Copy each line exactly.

---------- LISTED RECORDS ----------

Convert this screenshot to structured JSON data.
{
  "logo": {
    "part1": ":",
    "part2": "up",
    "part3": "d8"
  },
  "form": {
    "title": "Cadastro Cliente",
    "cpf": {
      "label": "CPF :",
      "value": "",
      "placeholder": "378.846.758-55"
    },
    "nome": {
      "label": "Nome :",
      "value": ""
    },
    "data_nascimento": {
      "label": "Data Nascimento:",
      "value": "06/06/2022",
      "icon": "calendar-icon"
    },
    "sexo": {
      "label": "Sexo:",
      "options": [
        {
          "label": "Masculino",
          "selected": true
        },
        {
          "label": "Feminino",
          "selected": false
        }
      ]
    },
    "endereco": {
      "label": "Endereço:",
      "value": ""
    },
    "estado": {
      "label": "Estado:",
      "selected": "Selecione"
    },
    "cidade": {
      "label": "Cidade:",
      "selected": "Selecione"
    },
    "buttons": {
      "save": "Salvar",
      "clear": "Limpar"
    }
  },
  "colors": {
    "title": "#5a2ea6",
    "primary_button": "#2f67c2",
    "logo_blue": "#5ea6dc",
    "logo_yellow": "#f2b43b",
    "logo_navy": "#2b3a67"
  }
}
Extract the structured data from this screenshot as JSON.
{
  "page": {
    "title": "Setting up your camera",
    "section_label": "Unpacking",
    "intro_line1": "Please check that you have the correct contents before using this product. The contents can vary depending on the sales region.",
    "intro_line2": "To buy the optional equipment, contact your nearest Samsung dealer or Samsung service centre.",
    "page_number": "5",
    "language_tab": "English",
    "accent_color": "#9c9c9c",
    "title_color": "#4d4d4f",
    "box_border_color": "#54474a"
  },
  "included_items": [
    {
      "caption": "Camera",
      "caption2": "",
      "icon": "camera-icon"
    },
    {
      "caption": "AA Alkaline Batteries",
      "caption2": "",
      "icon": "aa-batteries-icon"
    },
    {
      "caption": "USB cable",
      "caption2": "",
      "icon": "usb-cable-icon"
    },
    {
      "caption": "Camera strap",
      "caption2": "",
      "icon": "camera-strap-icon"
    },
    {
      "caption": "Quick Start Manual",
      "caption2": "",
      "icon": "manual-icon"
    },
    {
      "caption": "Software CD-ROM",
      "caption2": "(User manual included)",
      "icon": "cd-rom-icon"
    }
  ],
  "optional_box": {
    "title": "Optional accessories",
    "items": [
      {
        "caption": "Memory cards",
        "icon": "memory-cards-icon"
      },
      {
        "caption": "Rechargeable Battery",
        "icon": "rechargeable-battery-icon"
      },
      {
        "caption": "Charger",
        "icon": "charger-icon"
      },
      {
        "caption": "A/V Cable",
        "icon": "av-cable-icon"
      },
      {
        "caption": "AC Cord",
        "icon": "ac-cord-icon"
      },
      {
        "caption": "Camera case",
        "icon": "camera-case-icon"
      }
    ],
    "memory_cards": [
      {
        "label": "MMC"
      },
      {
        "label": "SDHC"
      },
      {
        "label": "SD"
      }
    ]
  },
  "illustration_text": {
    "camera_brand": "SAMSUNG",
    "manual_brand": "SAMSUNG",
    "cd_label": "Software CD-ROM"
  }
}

----------

=== WORKED ANSWER ===
Convert this screenshot to structured JSON data.
{
  "logo": {
    "part1": ":",
    "part2": "up",
    "part3": "d8"
  },
  "form": {
    "title": "Cadastro Cliente",
    "cpf": {
      "label": "CPF :",
      "value": "",
      "placeholder": "378.846.758-55"
    },
    "nome": {
      "label": "Nome :",
      "value": ""
    },
    "data_nascimento": {
      "label": "Data Nascimento:",
      "value": "06/06/2022",
      "icon": "calendar-icon"
    },
    "sexo": {
      "label": "Sexo:",
      "options": [
        {
          "label": "Masculino",
          "selected": true
        },
        {
          "label": "Feminino",
          "selected": false
        }
      ]
    },
    "endereco": {
      "label": "Endereço:",
      "value": ""
    },
    "estado": {
      "label": "Estado:",
      "selected": "Selecione"
    },
    "cidade": {
      "label": "Cidade:",
      "selected": "Selecione"
    },
    "buttons": {
      "save": "Salvar",
      "clear": "Limpar"
    }
  },
  "colors": {
    "title": "#5a2ea6",
    "primary_button": "#2f67c2",
    "logo_blue": "#5ea6dc",
    "logo_yellow": "#f2b43b",
    "logo_navy": "#2b3a67"
  }
}
Extract the structured data from this screenshot as JSON.
{
  "page": {
    "title": "Setting up your camera",
    "section_label": "Unpacking",
    "intro_line1": "Please check that you have the correct contents before using this product. The contents can vary depending on the sales region.",
    "intro_line2": "To buy the optional equipment, contact your nearest Samsung dealer or Samsung service centre.",
    "page_number": "5",
    "language_tab": "English",
    "accent_color": "#9c9c9c",
    "title_color": "#4d4d4f",
    "box_border_color": "#54474a"
  },
  "included_items": [
    {
      "caption": "Camera",
      "caption2": "",
      "icon": "camera-icon"
    },
    {
      "caption": "AA Alkaline Batteries",
      "caption2": "",
      "icon": "aa-batteries-icon"
    },
    {
      "caption": "USB cable",
      "caption2": "",
      "icon": "usb-cable-icon"
    },
    {
      "caption": "Camera strap",
      "caption2": "",
      "icon": "camera-strap-icon"
    },
    {
      "caption": "Quick Start Manual",
      "caption2": "",
      "icon": "manual-icon"
    },
    {
      "caption": "Software CD-ROM",
      "caption2": "(User manual included)",
      "icon": "cd-rom-icon"
    }
  ],
  "optional_box": {
    "title": "Optional accessories",
    "items": [
      {
        "caption": "Memory cards",
        "icon": "memory-cards-icon"
      },
      {
        "caption": "Rechargeable Battery",
        "icon": "rechargeable-battery-icon"
      },
      {
        "caption": "Charger",
        "icon": "charger-icon"
      },
      {
        "caption": "A/V Cable",
        "icon": "av-cable-icon"
      },
      {
        "caption": "AC Cord",
        "icon": "ac-cord-icon"
      },
      {
        "caption": "Camera case",
        "icon": "camera-case-icon"
      }
    ],
    "memory_cards": [
      {
        "label": "MMC"
      },
      {
        "label": "SDHC"
      },
      {
        "label": "SD"
      }
    ]
  },
  "illustration_text": {
    "camera_brand": "SAMSUNG",
    "manual_brand": "SAMSUNG",
    "cd_label": "Software CD-ROM"
  }
}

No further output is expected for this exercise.